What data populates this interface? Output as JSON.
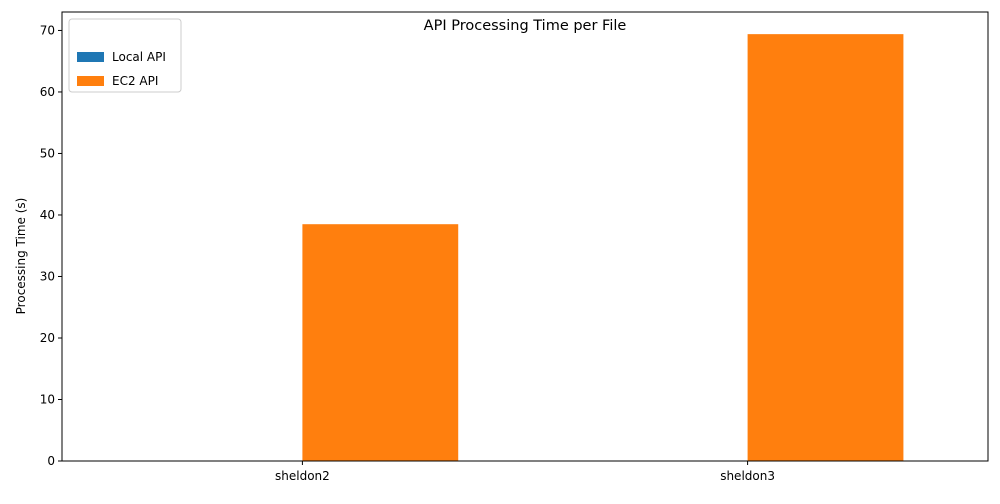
{
  "chart_data": {
    "type": "bar",
    "title": "API Processing Time per File",
    "xlabel": "",
    "ylabel": "Processing Time (s)",
    "categories": [
      "sheldon2",
      "sheldon3"
    ],
    "series": [
      {
        "name": "Local API",
        "values": [
          0,
          0
        ],
        "color": "#1f77b4"
      },
      {
        "name": "EC2 API",
        "values": [
          38.5,
          69.4
        ],
        "color": "#ff7f0e"
      }
    ],
    "ylim": [
      0,
      73
    ],
    "yticks": [
      0,
      10,
      20,
      30,
      40,
      50,
      60,
      70
    ],
    "grid": false,
    "legend_position": "top-left"
  }
}
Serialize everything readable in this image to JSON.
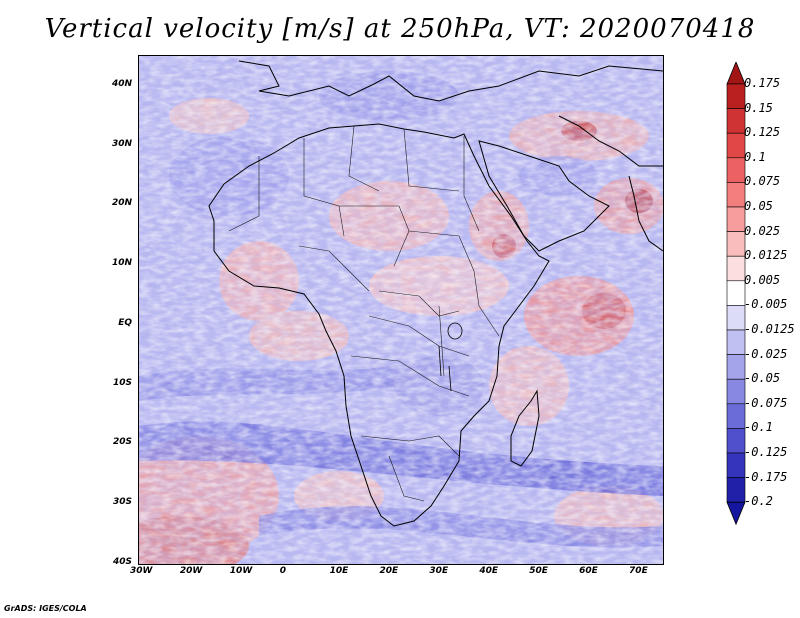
{
  "title": "Vertical velocity [m/s] at 250hPa, VT: 2020070418",
  "credit": "GrADS: IGES/COLA",
  "map": {
    "lon_range": [
      -30,
      75
    ],
    "lat_range": [
      -40,
      45
    ],
    "lat_labels": [
      "40N",
      "30N",
      "20N",
      "10N",
      "EQ",
      "10S",
      "20S",
      "30S",
      "40S"
    ],
    "lat_values": [
      40,
      30,
      20,
      10,
      0,
      -10,
      -20,
      -30,
      -40
    ],
    "lon_labels": [
      "30W",
      "20W",
      "10W",
      "0",
      "10E",
      "20E",
      "30E",
      "40E",
      "50E",
      "60E",
      "70E"
    ],
    "lon_values": [
      -30,
      -20,
      -10,
      0,
      10,
      20,
      30,
      40,
      50,
      60,
      70
    ],
    "field": "vertical velocity",
    "units": "m/s",
    "level": "250hPa",
    "valid_time": "2020070418"
  },
  "colorbar": {
    "labels": [
      "0.175",
      "0.15",
      "0.125",
      "0.1",
      "0.075",
      "0.05",
      "0.025",
      "0.0125",
      "0.005",
      "-0.005",
      "-0.0125",
      "-0.025",
      "-0.05",
      "-0.075",
      "-0.1",
      "-0.125",
      "-0.175",
      "-0.2"
    ],
    "colors": [
      "#a11515",
      "#bb2020",
      "#cf3333",
      "#e04747",
      "#ec6262",
      "#f37e7e",
      "#f79d9d",
      "#fabdbd",
      "#fddede",
      "#ffffff",
      "#dcdcf8",
      "#c0c0f2",
      "#a4a4ea",
      "#8888e2",
      "#6c6cd9",
      "#5050cc",
      "#3434bc",
      "#2020a8",
      "#1515a0"
    ]
  }
}
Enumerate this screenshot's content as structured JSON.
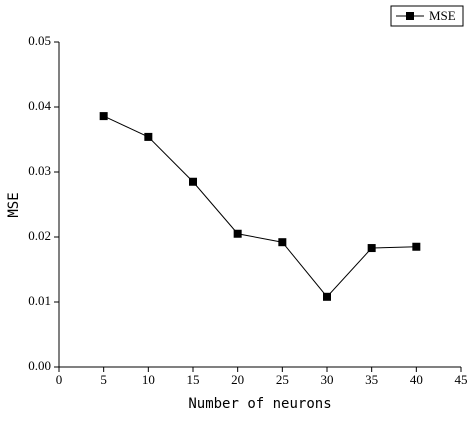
{
  "chart_data": {
    "type": "line",
    "x_label": "Number of neurons",
    "y_label": "MSE",
    "x": [
      5,
      10,
      15,
      20,
      25,
      30,
      35,
      40
    ],
    "series": [
      {
        "name": "MSE",
        "color": "#000000",
        "values": [
          0.0386,
          0.0354,
          0.0285,
          0.0205,
          0.0192,
          0.0108,
          0.0183,
          0.0185
        ]
      }
    ],
    "xlim": [
      0,
      45
    ],
    "xticks": [
      0,
      5,
      10,
      15,
      20,
      25,
      30,
      35,
      40,
      45
    ],
    "ylim": [
      0,
      0.05
    ],
    "yticks": [
      {
        "value": 0,
        "label": "0.00"
      },
      0.01,
      0.02,
      0.03,
      0.04,
      0.05
    ],
    "legend": "upper right",
    "grid": false
  }
}
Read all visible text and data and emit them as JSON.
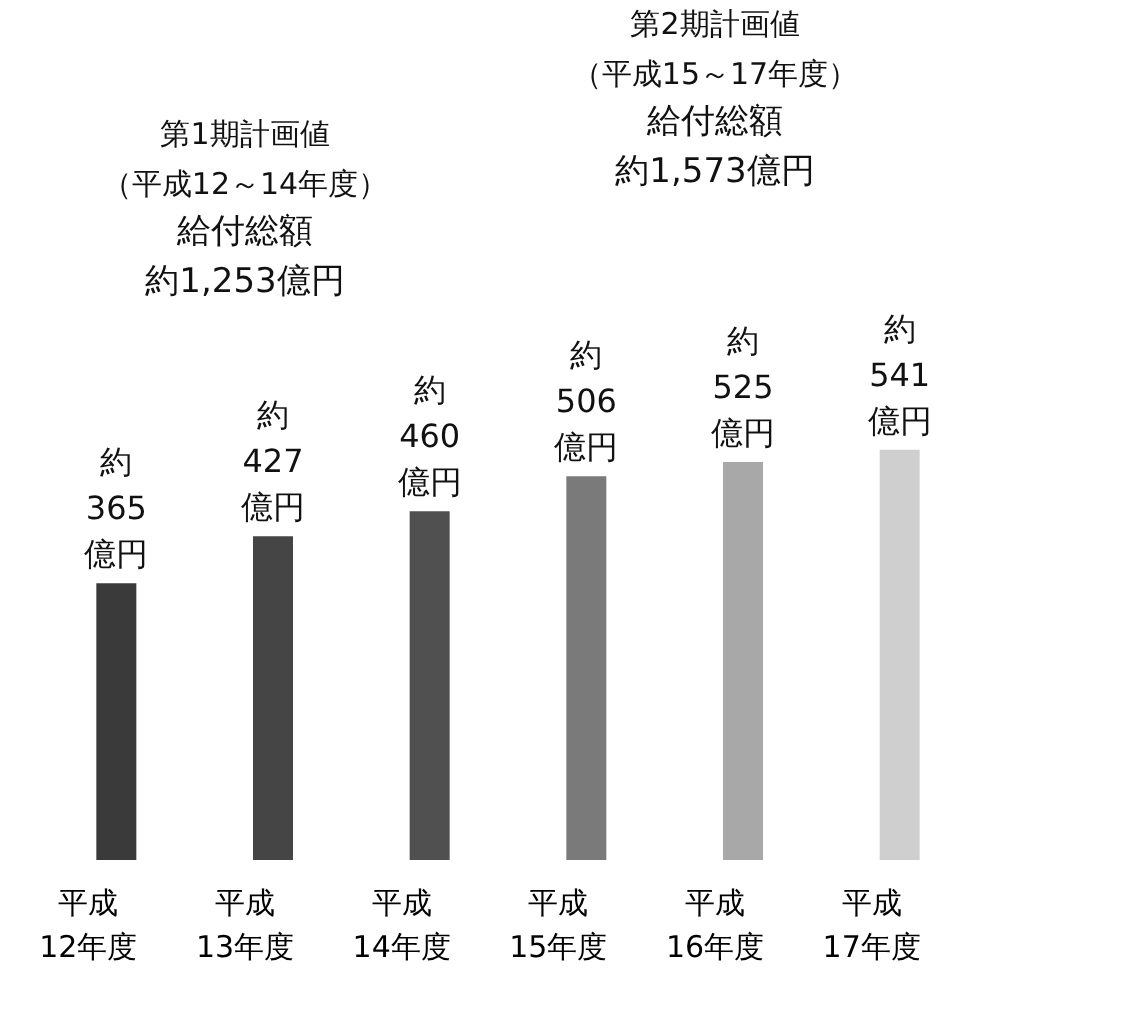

★ ★ ★ ★ ★

> **What to do**
Copy the whole listing above word for word but do not carry over the pictures.

> **Task result**
What data populates this interface? Output as JSON.
{
  "chart_data": {
    "type": "bar",
    "title": "API Processing Time per File",
    "xlabel": "",
    "ylabel": "Processing Time (s)",
    "categories": [
      "sheldon2",
      "sheldon3"
    ],
    "series": [
      {
        "name": "Local API",
        "values": [
          0,
          0
        ],
        "color": "#1f77b4"
      },
      {
        "name": "EC2 API",
        "values": [
          38.5,
          69.4
        ],
        "color": "#ff7f0e"
      }
    ],
    "ylim": [
      0,
      73
    ],
    "yticks": [
      0,
      10,
      20,
      30,
      40,
      50,
      60,
      70
    ],
    "grid": false,
    "legend_position": "top-left"
  }
}
Serialize everything readable in this image to JSON.
{
  "title": "Vertical velocity [m/s] at 250hPa, VT: 2020070418",
  "credit": "GrADS: IGES/COLA",
  "map": {
    "lon_range": [
      -30,
      75
    ],
    "lat_range": [
      -40,
      45
    ],
    "lat_labels": [
      "40N",
      "30N",
      "20N",
      "10N",
      "EQ",
      "10S",
      "20S",
      "30S",
      "40S"
    ],
    "lat_values": [
      40,
      30,
      20,
      10,
      0,
      -10,
      -20,
      -30,
      -40
    ],
    "lon_labels": [
      "30W",
      "20W",
      "10W",
      "0",
      "10E",
      "20E",
      "30E",
      "40E",
      "50E",
      "60E",
      "70E"
    ],
    "lon_values": [
      -30,
      -20,
      -10,
      0,
      10,
      20,
      30,
      40,
      50,
      60,
      70
    ],
    "field": "vertical velocity",
    "units": "m/s",
    "level": "250hPa",
    "valid_time": "2020070418"
  },
  "colorbar": {
    "labels": [
      "0.175",
      "0.15",
      "0.125",
      "0.1",
      "0.075",
      "0.05",
      "0.025",
      "0.0125",
      "0.005",
      "-0.005",
      "-0.0125",
      "-0.025",
      "-0.05",
      "-0.075",
      "-0.1",
      "-0.125",
      "-0.175",
      "-0.2"
    ],
    "colors": [
      "#a11515",
      "#bb2020",
      "#cf3333",
      "#e04747",
      "#ec6262",
      "#f37e7e",
      "#f79d9d",
      "#fabdbd",
      "#fddede",
      "#ffffff",
      "#dcdcf8",
      "#c0c0f2",
      "#a4a4ea",
      "#8888e2",
      "#6c6cd9",
      "#5050cc",
      "#3434bc",
      "#2020a8",
      "#1515a0"
    ]
  }
}
Enumerate this screenshot's content as structured JSON.
{
  "chart_data": {
    "type": "line",
    "x_label": "Number of neurons",
    "y_label": "MSE",
    "x": [
      5,
      10,
      15,
      20,
      25,
      30,
      35,
      40
    ],
    "series": [
      {
        "name": "MSE",
        "color": "#000000",
        "values": [
          0.0386,
          0.0354,
          0.0285,
          0.0205,
          0.0192,
          0.0108,
          0.0183,
          0.0185
        ]
      }
    ],
    "xlim": [
      0,
      45
    ],
    "xticks": [
      0,
      5,
      10,
      15,
      20,
      25,
      30,
      35,
      40,
      45
    ],
    "ylim": [
      0,
      0.05
    ],
    "yticks": [
      {
        "value": 0,
        "label": "0.00"
      },
      0.01,
      0.02,
      0.03,
      0.04,
      0.05
    ],
    "legend": "upper right",
    "grid": false
  }
}
Read all visible text and data and emit them as JSON.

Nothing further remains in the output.